Excerpt –

+-------+

Maybe America wasn't ready for a left populist President in 2016. We will never know for sure. But what still stands out for me in hindsight is this: As the primaries ran their course that year, there were two candidates spanning the political spectrum who continually drew massive crowds to their campaign rallies; Donald Trump and Bernie Sanders. Of course mention was made in the media of the phenomena at the time, but only one of those men routinely had their rallies telecast live, virtually in full, that of course being Trump. Conventional wisdom at the time held that these men drew their mass support from different reservoirs of followers: those on the right vs those on the left, and never the twain shall meet. Except that there was ample evidence that the twain, far more often than most pundits were prepared to admit, did in fact meet.
I remember how routinely that observation was scoffed at then. Bernie Sanders, it was argued by many at the time, would not appeal to the kind of people who were being drawn to Donald Trump. A Bernie voter in the primaries, it was asserted, wouldn't then turn around and vote for Trump in the General, or vice versa.. And of course that was true in many cases, among those with strong partisan and/or ideological leanings. But how much of the electorate actually has strong partisan and/or ideological leaning at a time when registered Independents outnumber either registered Democrats or Republicans? The growing divide in America is not between left and right, it is between those who are relatively comfortable with the status quo and those who feel betrayed by it, whatever their often superficial political identification might happen to be.

+-------+

Dataset extract –
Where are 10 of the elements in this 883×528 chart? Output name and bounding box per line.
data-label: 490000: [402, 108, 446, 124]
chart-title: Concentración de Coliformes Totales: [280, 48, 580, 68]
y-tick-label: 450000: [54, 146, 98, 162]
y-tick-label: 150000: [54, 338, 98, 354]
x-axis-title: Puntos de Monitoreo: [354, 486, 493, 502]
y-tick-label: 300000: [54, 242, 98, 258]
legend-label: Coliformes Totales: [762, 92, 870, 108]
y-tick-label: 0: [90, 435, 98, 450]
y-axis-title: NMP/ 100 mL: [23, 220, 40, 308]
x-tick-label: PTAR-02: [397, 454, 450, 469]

+-------+

Problem set –
[1] From the passage on the 2016 election, render the sentence "I remember how routinely that observation was scoffed at then." into Spanish.
[2] Carry the passage on the 2016 election forward, picking up right after its final sentence.
The listing was drawn from a different source than the passage about the 2016 election.

Outputs –
[1] Recuerdo con qué frecuencia se burlaban de esa observación en aquel entonces.

[2]
The political battle line in America is increasingly defined by the question, who constitutes the elites in America? It it an expanding oligarchy of hyper wealthy increasingly powerful billionaires and their operatives who feather their own nests, or is it so called coastal cultural snobs in Hollywood and liberal universities who try to impose their radical values on everyday regular Americans? Either way, an increasing majority of Americans have come to believe that their opinions, that their needs and aspirations, simply don't matter to those who seemingly run this nation. They may use different labels to describe it, but they all believe that "the Establishment" in America doesn't give a flying f*ck about them. Hence the rise in Populism.
That's the wave that is sweeping our nation.The exploding Epstein scandal casts a spotlight on the fault lines, who can be trusted to protect ordinary Americans from the elites? Politicians on both sides can either catch the wave or be drowned by it.